== DATA IN THIS EXERCISE ==

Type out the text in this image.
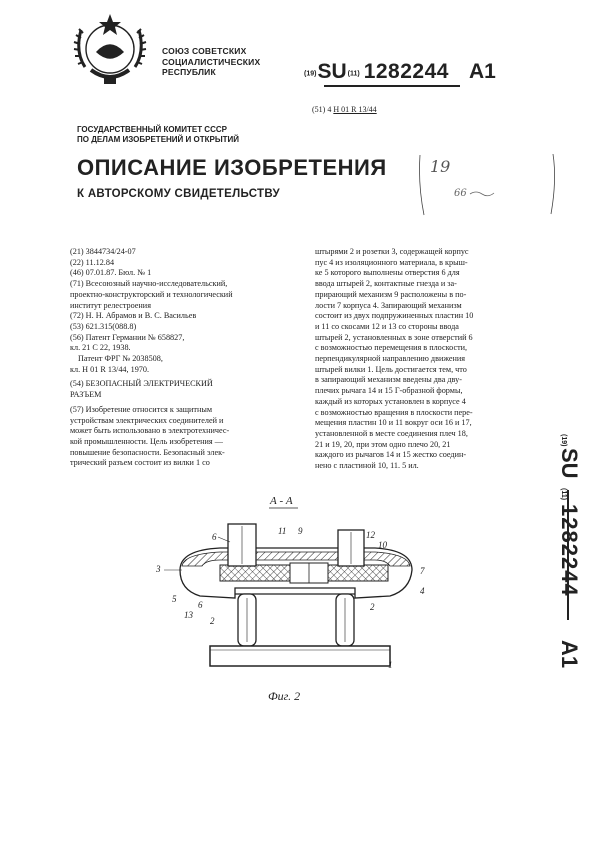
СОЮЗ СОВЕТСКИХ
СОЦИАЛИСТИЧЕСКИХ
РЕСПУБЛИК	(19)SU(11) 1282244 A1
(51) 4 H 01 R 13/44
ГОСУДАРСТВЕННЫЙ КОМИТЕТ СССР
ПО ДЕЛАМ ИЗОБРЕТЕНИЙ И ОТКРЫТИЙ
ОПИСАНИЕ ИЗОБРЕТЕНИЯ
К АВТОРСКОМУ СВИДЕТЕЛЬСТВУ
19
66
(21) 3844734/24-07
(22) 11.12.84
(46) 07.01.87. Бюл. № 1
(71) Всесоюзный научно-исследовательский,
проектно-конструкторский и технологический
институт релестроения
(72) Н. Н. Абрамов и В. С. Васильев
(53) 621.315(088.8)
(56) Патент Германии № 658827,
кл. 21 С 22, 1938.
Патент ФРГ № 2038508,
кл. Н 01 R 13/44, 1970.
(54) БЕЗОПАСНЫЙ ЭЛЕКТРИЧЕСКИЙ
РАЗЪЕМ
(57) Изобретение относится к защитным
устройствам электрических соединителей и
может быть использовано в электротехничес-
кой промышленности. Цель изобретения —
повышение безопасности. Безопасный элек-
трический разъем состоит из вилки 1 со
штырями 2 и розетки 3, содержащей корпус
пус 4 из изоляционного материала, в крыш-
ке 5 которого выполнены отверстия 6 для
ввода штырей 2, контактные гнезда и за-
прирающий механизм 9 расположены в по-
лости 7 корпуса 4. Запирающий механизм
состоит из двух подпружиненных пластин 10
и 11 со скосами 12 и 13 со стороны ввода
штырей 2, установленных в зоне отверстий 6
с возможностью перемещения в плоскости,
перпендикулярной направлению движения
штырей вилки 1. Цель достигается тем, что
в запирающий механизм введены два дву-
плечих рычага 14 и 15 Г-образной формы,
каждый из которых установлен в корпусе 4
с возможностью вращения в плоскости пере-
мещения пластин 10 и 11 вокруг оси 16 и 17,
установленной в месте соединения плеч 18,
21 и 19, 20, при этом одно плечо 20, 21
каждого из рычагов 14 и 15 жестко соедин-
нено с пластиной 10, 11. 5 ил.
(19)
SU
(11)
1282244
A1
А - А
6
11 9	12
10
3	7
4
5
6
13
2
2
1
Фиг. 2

===
== DATA IN THIS EXERCISE ==

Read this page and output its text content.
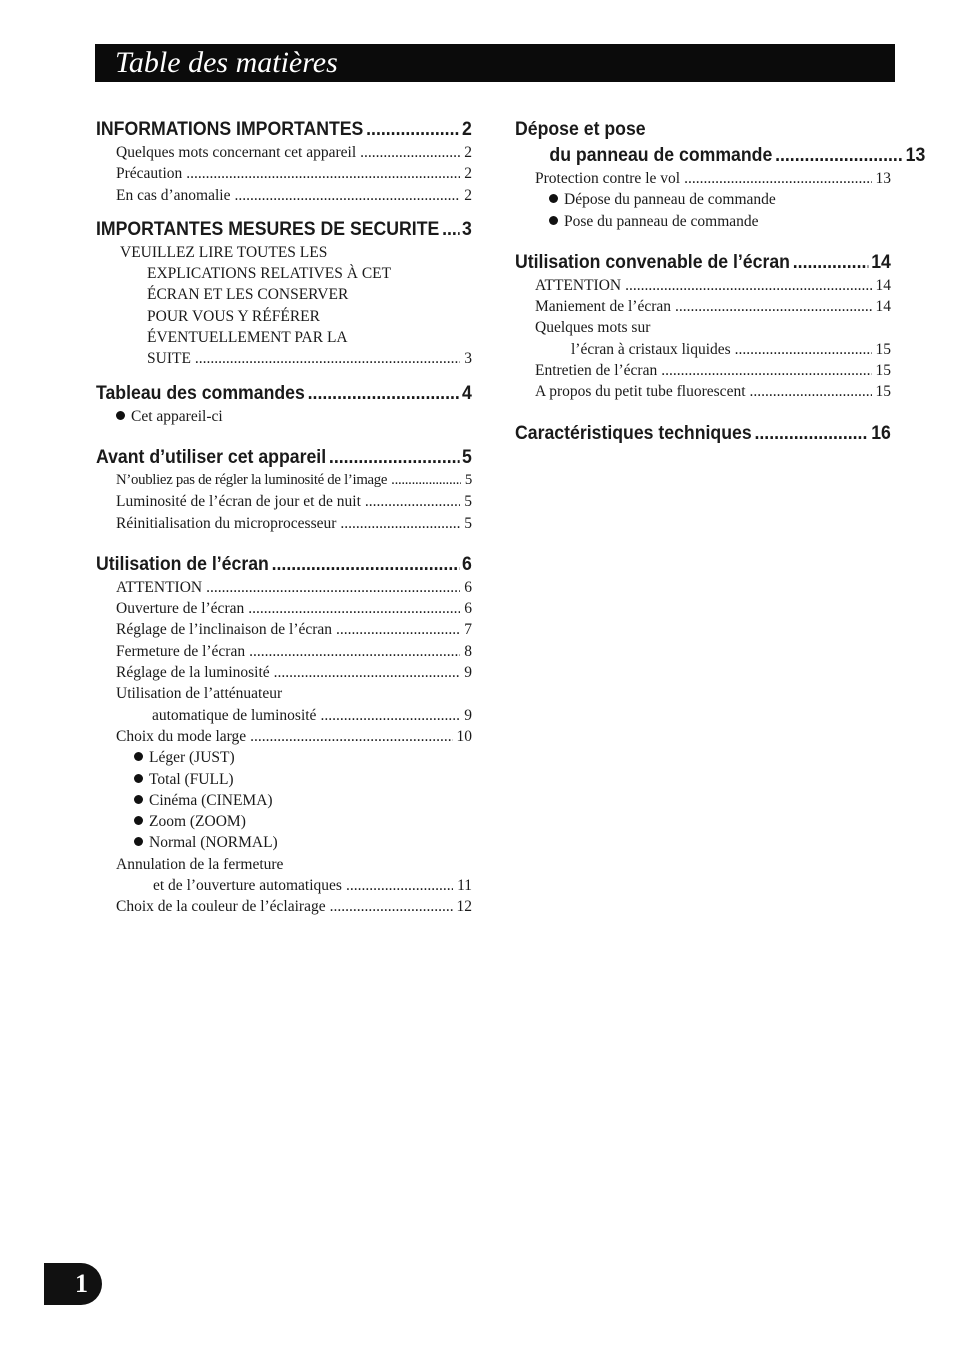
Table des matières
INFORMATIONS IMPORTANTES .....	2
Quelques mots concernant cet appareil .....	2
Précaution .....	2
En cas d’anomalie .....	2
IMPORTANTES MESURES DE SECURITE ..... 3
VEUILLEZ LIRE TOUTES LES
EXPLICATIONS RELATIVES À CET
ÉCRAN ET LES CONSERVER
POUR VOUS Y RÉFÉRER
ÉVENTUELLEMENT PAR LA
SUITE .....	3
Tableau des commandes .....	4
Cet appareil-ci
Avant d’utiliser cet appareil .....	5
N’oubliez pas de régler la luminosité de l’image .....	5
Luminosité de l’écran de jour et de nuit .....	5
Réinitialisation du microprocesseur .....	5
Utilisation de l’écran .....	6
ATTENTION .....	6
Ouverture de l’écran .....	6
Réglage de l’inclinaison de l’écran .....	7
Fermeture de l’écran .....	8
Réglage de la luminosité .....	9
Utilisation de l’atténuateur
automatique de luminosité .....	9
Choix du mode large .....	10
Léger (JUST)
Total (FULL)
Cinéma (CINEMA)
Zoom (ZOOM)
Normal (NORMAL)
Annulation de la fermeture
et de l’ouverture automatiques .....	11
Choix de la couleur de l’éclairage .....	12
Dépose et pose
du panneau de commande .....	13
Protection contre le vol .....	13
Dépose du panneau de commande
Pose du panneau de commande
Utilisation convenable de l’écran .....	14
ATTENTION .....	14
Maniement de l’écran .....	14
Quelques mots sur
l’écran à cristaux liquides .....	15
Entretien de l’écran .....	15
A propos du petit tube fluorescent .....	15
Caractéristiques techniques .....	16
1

===
== DATA IN THIS EXERCISE ==

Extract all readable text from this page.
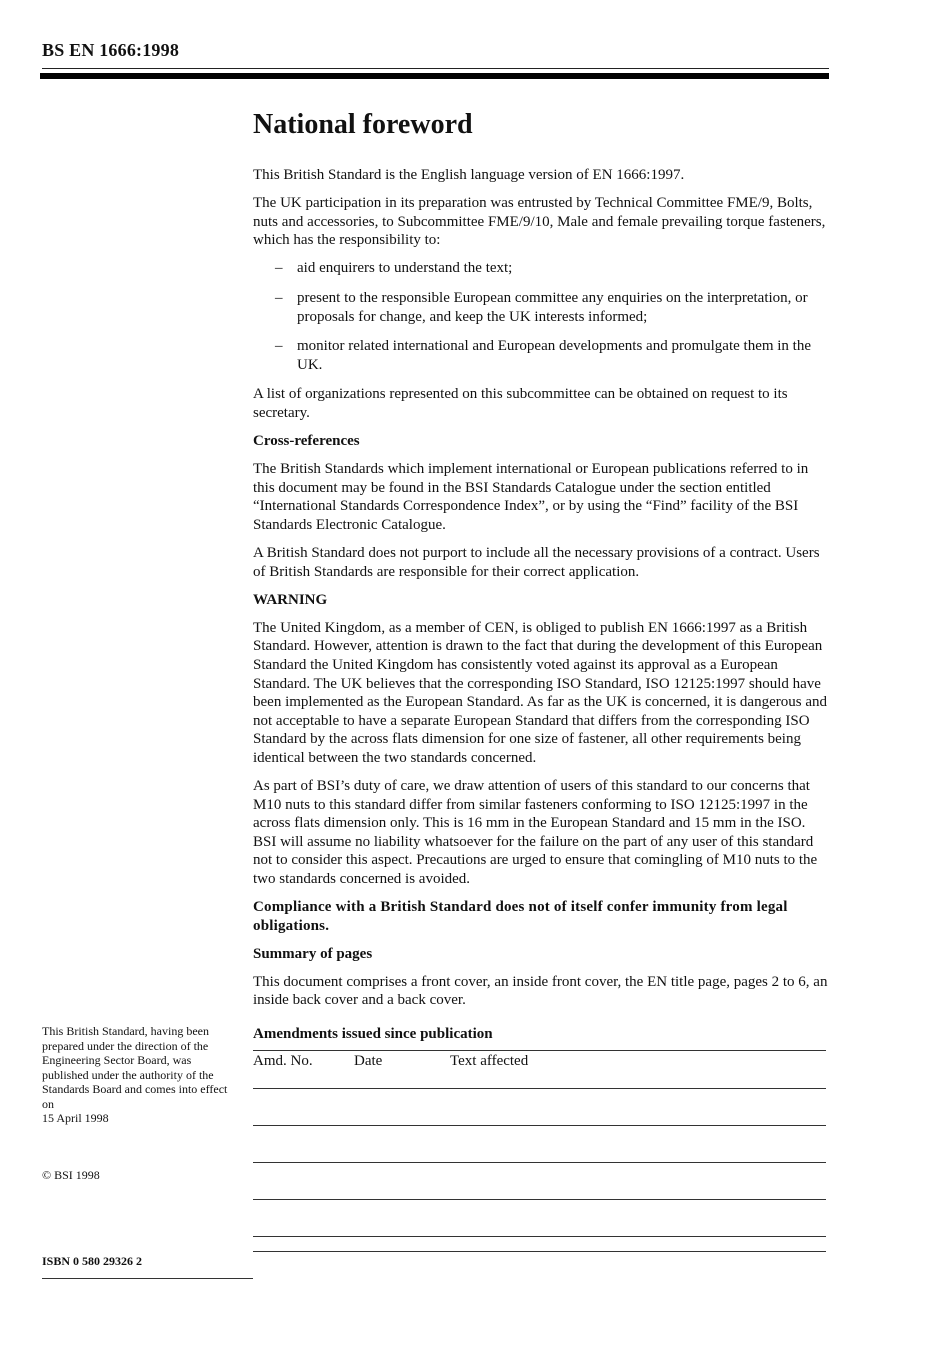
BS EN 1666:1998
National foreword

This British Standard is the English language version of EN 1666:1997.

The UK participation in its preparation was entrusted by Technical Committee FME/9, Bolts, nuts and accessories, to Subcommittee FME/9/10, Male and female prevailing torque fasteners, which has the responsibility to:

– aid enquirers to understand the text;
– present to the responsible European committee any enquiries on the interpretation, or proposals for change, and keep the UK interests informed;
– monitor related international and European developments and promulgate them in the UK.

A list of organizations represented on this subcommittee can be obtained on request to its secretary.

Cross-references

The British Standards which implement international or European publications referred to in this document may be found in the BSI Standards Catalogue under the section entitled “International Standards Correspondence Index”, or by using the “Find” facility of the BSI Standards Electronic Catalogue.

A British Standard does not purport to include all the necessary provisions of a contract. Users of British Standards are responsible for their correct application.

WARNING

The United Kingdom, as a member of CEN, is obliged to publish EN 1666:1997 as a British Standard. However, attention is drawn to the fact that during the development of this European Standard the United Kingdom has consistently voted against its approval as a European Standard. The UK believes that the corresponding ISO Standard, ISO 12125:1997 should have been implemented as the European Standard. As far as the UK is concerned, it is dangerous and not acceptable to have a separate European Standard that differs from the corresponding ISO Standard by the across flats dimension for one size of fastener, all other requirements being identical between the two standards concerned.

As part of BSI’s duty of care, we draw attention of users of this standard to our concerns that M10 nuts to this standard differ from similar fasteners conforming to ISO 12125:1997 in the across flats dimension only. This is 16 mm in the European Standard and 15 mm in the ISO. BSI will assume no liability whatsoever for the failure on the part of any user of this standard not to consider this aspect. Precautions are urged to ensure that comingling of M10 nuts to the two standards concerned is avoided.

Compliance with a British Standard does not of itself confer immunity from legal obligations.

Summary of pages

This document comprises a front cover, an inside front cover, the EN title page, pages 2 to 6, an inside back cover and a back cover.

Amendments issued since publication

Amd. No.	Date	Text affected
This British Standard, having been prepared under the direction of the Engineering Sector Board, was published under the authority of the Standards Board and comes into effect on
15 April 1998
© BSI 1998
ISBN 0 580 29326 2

===

- _OBJECTIVE_: Among the records above, find each line holding the string "across" and pull it out.

- _REPLY TO THE TASK_:
The United Kingdom, as a member of CEN, is obliged to publish EN 1666:1997 as a British Standard. However, attention is drawn to the fact that during the development of this European Standard the United Kingdom has consistently voted against its approval as a European Standard. The UK believes that the corresponding ISO Standard, ISO 12125:1997 should have been implemented as the European Standard. As far as the UK is concerned, it is dangerous and not acceptable to have a separate European Standard that differs from the corresponding ISO Standard by the across flats dimension for one size of fastener, all other requirements being identical between the two standards concerned.
As part of BSI’s duty of care, we draw attention of users of this standard to our concerns that M10 nuts to this standard differ from similar fasteners conforming to ISO 12125:1997 in the across flats dimension only. This is 16 mm in the European Standard and 15 mm in the ISO. BSI will assume no liability whatsoever for the failure on the part of any user of this standard not to consider this aspect. Precautions are urged to ensure that comingling of M10 nuts to the two standards concerned is avoided.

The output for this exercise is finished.